[Start DATA SHOWN]

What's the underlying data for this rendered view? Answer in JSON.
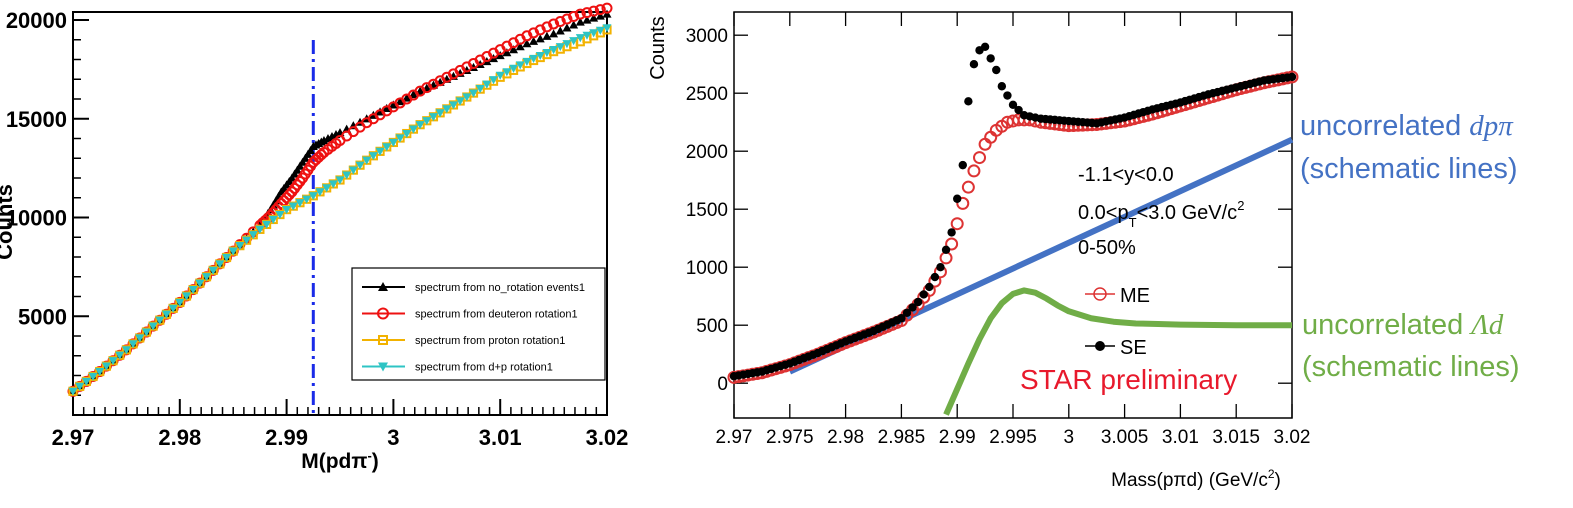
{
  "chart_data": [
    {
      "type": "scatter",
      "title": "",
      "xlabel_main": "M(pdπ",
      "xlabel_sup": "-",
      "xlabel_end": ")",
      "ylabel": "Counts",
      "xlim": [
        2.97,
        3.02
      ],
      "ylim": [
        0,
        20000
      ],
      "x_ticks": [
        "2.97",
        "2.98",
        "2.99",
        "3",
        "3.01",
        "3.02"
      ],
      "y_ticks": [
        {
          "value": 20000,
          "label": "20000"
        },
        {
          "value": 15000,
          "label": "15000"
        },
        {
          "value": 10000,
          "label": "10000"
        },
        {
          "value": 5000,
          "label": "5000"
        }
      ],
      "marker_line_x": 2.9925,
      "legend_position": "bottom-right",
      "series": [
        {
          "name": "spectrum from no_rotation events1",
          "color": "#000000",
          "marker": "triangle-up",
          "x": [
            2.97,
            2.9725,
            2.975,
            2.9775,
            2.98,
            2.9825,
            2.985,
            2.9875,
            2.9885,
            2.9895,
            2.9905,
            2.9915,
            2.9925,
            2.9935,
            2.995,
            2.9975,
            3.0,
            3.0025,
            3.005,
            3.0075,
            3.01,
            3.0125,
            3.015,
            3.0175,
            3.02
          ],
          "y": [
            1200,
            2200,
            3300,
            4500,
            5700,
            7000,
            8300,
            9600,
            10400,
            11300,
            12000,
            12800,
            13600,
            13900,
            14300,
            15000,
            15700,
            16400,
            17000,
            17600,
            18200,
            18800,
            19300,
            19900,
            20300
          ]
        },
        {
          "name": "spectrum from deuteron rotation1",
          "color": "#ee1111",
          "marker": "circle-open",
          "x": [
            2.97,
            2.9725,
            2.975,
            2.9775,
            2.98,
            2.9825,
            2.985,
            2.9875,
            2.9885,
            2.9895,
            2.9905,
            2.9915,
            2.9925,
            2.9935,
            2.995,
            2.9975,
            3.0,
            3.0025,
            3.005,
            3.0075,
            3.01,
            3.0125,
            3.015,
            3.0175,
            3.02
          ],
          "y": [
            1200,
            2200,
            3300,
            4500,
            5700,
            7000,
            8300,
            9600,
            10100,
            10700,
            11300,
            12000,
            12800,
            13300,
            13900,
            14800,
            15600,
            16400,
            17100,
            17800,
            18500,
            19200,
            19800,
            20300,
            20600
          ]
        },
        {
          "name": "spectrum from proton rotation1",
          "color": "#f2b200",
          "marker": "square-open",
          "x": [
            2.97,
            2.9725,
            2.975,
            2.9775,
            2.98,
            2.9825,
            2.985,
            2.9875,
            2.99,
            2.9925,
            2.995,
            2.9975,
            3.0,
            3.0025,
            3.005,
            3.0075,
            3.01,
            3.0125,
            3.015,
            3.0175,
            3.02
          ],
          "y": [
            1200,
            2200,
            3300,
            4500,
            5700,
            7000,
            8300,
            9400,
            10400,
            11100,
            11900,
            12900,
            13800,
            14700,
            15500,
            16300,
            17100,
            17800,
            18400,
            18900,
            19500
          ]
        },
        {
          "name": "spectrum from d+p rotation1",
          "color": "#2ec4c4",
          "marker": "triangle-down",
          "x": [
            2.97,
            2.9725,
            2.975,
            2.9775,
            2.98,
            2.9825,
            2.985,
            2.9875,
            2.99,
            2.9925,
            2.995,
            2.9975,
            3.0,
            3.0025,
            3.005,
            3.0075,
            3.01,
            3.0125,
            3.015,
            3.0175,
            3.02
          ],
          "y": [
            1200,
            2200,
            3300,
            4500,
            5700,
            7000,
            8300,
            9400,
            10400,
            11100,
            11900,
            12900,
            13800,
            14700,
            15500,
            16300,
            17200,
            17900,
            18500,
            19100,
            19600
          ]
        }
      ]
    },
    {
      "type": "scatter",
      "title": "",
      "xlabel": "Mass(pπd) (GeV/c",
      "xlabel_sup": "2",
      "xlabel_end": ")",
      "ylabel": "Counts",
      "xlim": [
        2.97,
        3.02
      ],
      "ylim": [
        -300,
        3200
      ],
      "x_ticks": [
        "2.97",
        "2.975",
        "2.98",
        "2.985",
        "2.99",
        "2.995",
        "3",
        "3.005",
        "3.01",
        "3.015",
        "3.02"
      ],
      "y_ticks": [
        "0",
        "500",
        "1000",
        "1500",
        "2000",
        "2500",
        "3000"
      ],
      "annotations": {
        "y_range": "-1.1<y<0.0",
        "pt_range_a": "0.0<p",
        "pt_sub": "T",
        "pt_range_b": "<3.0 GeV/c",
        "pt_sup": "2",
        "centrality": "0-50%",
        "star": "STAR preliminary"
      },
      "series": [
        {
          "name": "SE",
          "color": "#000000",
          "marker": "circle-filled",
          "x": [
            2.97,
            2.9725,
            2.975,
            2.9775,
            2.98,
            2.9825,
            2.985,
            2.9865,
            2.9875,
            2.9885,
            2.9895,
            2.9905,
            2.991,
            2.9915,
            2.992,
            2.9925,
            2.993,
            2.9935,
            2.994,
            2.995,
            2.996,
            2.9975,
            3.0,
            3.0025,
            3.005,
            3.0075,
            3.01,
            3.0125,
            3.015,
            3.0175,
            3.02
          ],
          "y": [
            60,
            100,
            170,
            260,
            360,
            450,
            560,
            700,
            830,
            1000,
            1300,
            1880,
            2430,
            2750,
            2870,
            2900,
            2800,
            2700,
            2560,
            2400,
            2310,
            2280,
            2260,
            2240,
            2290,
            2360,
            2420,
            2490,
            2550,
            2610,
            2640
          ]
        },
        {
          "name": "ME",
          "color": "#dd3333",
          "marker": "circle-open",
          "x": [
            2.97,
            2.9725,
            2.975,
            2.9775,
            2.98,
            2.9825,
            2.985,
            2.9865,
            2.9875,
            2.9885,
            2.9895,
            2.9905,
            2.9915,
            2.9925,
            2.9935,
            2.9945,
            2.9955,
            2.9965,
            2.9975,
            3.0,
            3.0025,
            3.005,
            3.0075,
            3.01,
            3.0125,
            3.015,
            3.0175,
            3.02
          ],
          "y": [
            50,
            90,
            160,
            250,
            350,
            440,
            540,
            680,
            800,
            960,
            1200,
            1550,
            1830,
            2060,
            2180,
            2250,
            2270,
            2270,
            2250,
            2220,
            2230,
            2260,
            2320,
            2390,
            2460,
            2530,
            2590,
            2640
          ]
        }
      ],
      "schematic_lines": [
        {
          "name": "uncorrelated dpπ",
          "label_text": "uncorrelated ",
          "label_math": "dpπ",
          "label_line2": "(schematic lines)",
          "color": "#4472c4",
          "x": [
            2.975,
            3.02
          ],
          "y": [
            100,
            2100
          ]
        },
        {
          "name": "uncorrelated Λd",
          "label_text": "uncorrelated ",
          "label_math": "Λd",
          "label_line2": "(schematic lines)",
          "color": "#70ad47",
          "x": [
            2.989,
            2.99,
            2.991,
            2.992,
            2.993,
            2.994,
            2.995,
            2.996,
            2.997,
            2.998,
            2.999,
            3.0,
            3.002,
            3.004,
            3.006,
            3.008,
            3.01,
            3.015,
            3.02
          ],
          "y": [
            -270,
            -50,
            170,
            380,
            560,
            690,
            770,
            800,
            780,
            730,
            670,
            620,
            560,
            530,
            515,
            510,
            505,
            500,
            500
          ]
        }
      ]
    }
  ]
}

[End DATA SHOWN]

- [AIM]: Return every line from the records above that holds the word "color".

- [CORRECT ANSWER]:
          "color": "#000000",
          "color": "#ee1111",
          "color": "#f2b200",
          "color": "#2ec4c4",
          "color": "#000000",
          "color": "#dd3333",
          "color": "#4472c4",
          "color": "#70ad47",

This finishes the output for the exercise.